Task brief: Type out the complete listing below word for word, without its pictures.

Stored entries:
#####

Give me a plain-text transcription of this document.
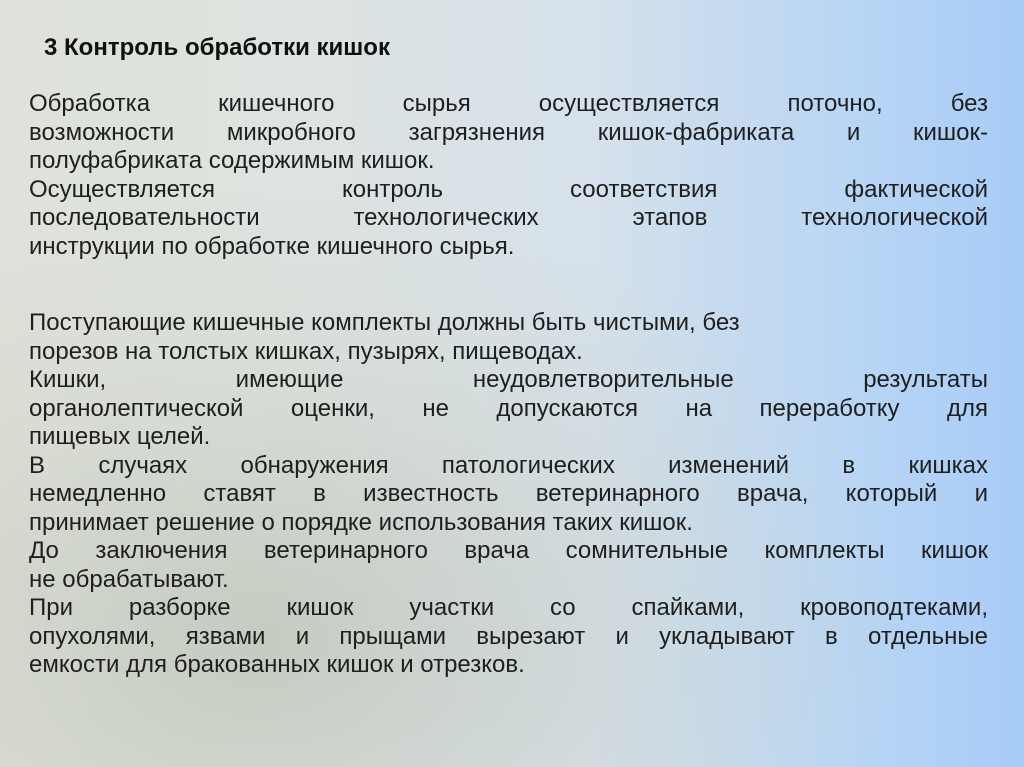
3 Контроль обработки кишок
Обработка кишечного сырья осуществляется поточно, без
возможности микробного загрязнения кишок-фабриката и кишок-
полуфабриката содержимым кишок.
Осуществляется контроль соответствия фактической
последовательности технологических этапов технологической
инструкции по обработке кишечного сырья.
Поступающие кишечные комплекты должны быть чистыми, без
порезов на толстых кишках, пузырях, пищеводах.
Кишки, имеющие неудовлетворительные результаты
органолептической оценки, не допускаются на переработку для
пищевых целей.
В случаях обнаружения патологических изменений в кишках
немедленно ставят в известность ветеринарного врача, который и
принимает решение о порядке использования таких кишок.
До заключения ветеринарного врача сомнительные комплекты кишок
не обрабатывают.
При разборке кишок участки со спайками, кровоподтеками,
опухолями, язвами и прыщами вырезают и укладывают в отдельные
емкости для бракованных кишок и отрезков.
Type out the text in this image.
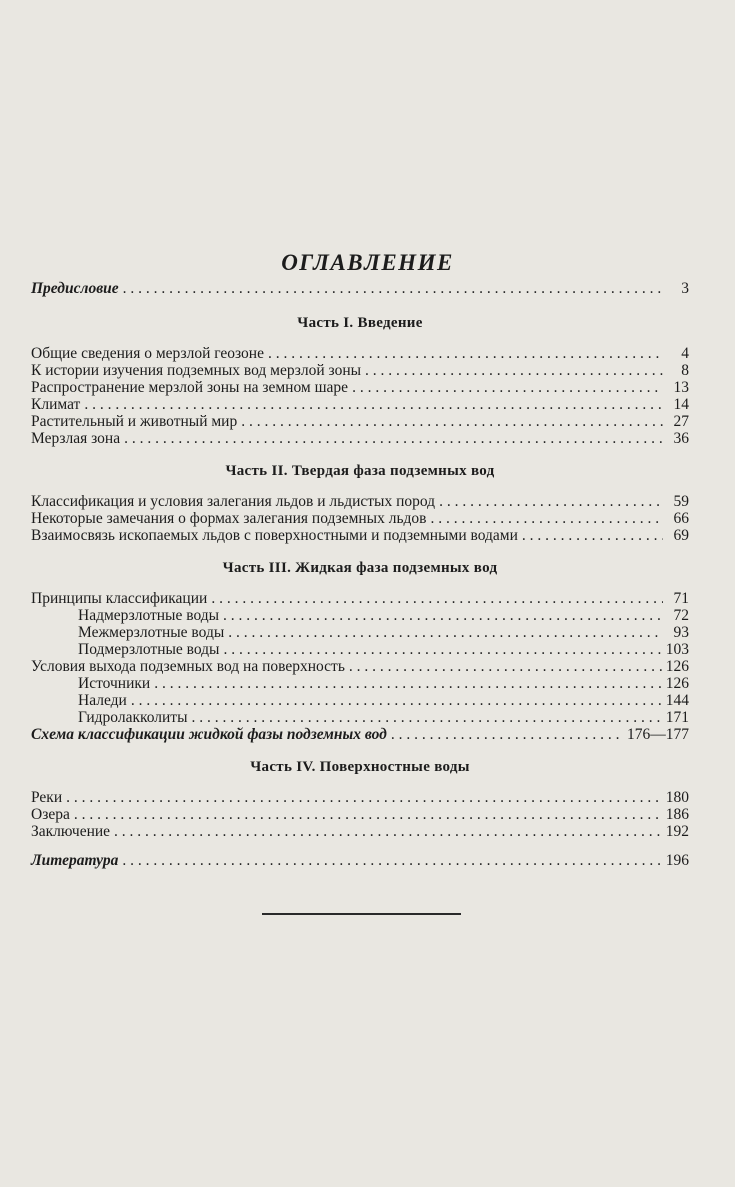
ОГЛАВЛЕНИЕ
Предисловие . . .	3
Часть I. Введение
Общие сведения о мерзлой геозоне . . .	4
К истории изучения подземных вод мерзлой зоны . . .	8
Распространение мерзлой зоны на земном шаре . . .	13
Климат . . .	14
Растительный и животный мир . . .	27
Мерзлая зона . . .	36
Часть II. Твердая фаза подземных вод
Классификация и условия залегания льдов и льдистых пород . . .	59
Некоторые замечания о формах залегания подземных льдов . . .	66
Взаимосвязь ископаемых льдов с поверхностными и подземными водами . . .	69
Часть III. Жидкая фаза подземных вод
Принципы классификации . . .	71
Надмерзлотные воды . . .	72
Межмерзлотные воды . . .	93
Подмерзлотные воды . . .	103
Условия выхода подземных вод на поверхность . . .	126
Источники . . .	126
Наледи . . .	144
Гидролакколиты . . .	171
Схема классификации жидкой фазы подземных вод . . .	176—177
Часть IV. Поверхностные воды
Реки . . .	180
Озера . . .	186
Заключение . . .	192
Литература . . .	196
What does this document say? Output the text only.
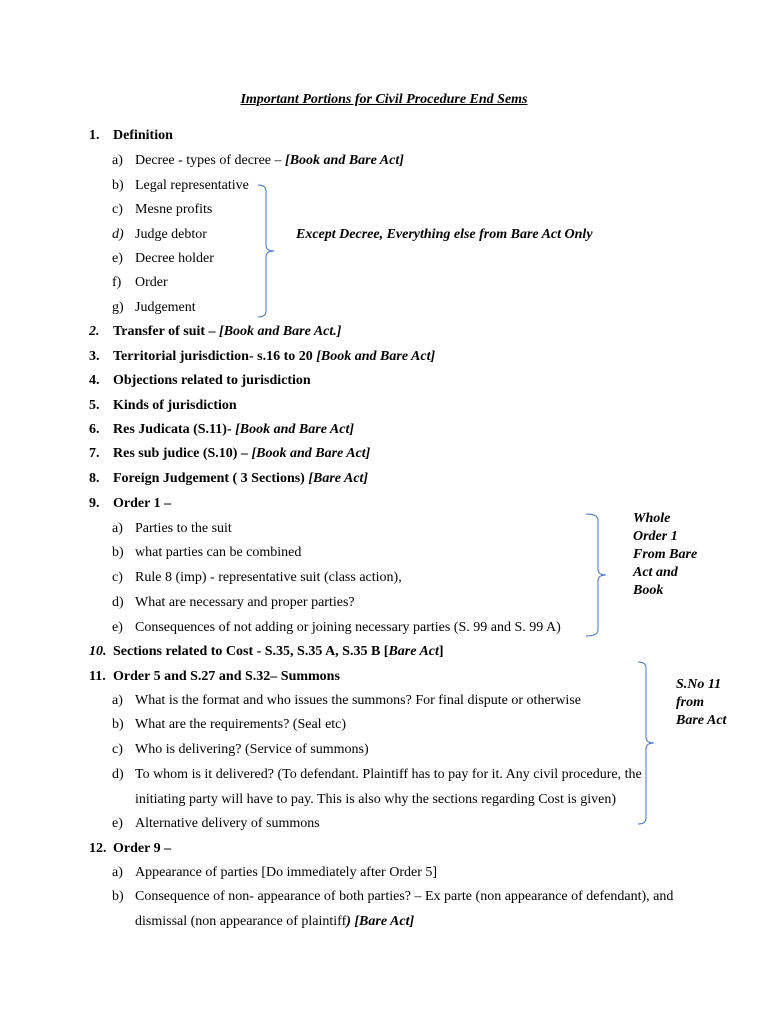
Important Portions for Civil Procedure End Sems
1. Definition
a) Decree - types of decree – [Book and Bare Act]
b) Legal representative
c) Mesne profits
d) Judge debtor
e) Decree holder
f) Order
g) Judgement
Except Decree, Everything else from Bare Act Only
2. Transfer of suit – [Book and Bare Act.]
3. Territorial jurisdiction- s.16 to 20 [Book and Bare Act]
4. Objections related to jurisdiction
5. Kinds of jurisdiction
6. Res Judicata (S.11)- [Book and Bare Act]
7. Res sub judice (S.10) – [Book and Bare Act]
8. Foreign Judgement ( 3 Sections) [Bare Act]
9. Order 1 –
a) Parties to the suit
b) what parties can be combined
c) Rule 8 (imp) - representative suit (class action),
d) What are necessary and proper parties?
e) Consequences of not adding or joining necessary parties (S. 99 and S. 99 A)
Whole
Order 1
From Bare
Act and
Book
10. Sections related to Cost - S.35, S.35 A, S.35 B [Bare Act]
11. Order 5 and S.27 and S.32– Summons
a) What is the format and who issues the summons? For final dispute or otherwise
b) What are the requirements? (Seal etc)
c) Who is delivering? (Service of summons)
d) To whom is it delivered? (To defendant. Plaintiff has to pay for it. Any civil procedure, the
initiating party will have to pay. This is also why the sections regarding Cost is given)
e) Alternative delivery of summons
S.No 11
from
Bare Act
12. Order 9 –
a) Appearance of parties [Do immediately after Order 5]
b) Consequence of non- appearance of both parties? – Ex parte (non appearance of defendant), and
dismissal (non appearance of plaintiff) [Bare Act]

#####

Solution to this problem:
Give me a plain-text transcription of this document.
3 Контроль обработки кишок
Обработка кишечного сырья осуществляется поточно, без
возможности микробного загрязнения кишок-фабриката и кишок-
полуфабриката содержимым кишок.
Осуществляется контроль соответствия фактической
последовательности технологических этапов технологической
инструкции по обработке кишечного сырья.
Поступающие кишечные комплекты должны быть чистыми, без
порезов на толстых кишках, пузырях, пищеводах.
Кишки, имеющие неудовлетворительные результаты
органолептической оценки, не допускаются на переработку для
пищевых целей.
В случаях обнаружения патологических изменений в кишках
немедленно ставят в известность ветеринарного врача, который и
принимает решение о порядке использования таких кишок.
До заключения ветеринарного врача сомнительные комплекты кишок
не обрабатывают.
При разборке кишок участки со спайками, кровоподтеками,
опухолями, язвами и прыщами вырезают и укладывают в отдельные
емкости для бракованных кишок и отрезков.
Type out the text in this image.
ОГЛАВЛЕНИЕ
Предисловие . . .	3
Часть I. Введение
Общие сведения о мерзлой геозоне . . .	4
К истории изучения подземных вод мерзлой зоны . . .	8
Распространение мерзлой зоны на земном шаре . . .	13
Климат . . .	14
Растительный и животный мир . . .	27
Мерзлая зона . . .	36
Часть II. Твердая фаза подземных вод
Классификация и условия залегания льдов и льдистых пород . . .	59
Некоторые замечания о формах залегания подземных льдов . . .	66
Взаимосвязь ископаемых льдов с поверхностными и подземными водами . . .	69
Часть III. Жидкая фаза подземных вод
Принципы классификации . . .	71
Надмерзлотные воды . . .	72
Межмерзлотные воды . . .	93
Подмерзлотные воды . . .	103
Условия выхода подземных вод на поверхность . . .	126
Источники . . .	126
Наледи . . .	144
Гидролакколиты . . .	171
Схема классификации жидкой фазы подземных вод . . .	176—177
Часть IV. Поверхностные воды
Реки . . .	180
Озера . . .	186
Заключение . . .	192
Литература . . .	196
What does this document say? Output the text only.
Important Portions for Civil Procedure End Sems
1. Definition
a) Decree - types of decree – [Book and Bare Act]
b) Legal representative
c) Mesne profits
d) Judge debtor
e) Decree holder
f) Order
g) Judgement
Except Decree, Everything else from Bare Act Only
2. Transfer of suit – [Book and Bare Act.]
3. Territorial jurisdiction- s.16 to 20 [Book and Bare Act]
4. Objections related to jurisdiction
5. Kinds of jurisdiction
6. Res Judicata (S.11)- [Book and Bare Act]
7. Res sub judice (S.10) – [Book and Bare Act]
8. Foreign Judgement ( 3 Sections) [Bare Act]
9. Order 1 –
a) Parties to the suit
b) what parties can be combined
c) Rule 8 (imp) - representative suit (class action),
d) What are necessary and proper parties?
e) Consequences of not adding or joining necessary parties (S. 99 and S. 99 A)
Whole
Order 1
From Bare
Act and
Book
10. Sections related to Cost - S.35, S.35 A, S.35 B [Bare Act]
11. Order 5 and S.27 and S.32– Summons
a) What is the format and who issues the summons? For final dispute or otherwise
b) What are the requirements? (Seal etc)
c) Who is delivering? (Service of summons)
d) To whom is it delivered? (To defendant. Plaintiff has to pay for it. Any civil procedure, the
initiating party will have to pay. This is also why the sections regarding Cost is given)
e) Alternative delivery of summons
S.No 11
from
Bare Act
12. Order 9 –
a) Appearance of parties [Do immediately after Order 5]
b) Consequence of non- appearance of both parties? – Ex parte (non appearance of defendant), and
dismissal (non appearance of plaintiff) [Bare Act]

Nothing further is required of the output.